> [What to do] Go through the data below. Pull out every line that has the word "Presets".

> [Dataset excerpts]
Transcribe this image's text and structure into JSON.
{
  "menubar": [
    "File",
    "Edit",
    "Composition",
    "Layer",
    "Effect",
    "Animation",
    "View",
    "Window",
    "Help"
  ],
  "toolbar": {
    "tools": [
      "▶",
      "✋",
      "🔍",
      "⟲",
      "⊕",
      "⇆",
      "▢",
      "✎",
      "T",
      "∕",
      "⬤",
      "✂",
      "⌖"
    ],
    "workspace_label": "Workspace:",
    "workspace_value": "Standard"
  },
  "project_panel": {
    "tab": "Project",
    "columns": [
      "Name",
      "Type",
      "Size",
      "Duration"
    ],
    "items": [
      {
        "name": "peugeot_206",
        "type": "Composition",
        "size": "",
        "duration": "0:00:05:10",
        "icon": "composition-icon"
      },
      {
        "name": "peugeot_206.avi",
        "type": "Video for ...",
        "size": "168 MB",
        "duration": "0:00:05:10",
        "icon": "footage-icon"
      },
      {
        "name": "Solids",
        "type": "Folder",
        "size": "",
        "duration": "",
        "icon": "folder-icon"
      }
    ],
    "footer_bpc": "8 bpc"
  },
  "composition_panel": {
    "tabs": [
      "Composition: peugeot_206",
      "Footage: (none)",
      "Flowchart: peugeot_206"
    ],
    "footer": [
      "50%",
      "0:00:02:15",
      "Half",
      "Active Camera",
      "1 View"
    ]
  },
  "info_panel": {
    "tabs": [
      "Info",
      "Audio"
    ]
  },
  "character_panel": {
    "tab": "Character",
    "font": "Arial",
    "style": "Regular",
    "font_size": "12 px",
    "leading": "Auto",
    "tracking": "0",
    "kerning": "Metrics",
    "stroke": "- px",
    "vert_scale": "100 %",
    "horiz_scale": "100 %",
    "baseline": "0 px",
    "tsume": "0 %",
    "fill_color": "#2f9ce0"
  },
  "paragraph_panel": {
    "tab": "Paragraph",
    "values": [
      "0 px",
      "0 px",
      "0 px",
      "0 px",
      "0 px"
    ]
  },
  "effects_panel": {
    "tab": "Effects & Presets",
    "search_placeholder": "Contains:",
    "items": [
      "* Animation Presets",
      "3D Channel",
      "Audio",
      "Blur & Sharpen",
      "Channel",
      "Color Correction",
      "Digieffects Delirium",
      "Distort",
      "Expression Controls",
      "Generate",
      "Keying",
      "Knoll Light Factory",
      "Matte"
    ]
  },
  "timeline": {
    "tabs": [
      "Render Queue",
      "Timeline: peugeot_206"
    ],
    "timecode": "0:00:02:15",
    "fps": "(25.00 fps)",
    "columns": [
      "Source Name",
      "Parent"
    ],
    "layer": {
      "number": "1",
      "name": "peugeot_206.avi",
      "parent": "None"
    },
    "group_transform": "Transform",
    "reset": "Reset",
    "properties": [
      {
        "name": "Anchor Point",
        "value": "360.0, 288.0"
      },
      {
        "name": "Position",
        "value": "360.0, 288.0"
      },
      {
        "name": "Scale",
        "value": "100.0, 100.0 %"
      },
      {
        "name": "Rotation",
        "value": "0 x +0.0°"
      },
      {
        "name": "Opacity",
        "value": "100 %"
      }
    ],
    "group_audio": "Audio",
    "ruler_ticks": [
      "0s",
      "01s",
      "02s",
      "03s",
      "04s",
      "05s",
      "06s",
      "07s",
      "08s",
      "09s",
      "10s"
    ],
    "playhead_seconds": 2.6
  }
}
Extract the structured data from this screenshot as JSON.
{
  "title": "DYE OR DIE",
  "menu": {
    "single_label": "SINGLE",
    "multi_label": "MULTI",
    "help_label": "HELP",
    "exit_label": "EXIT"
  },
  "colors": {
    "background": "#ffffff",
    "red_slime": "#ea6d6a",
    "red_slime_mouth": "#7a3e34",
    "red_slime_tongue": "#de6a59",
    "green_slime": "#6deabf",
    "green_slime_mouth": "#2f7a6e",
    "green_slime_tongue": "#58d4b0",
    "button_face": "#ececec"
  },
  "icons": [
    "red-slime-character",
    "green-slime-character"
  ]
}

> [Solution]
    "tab": "Effects & Presets",
      "* Animation Presets",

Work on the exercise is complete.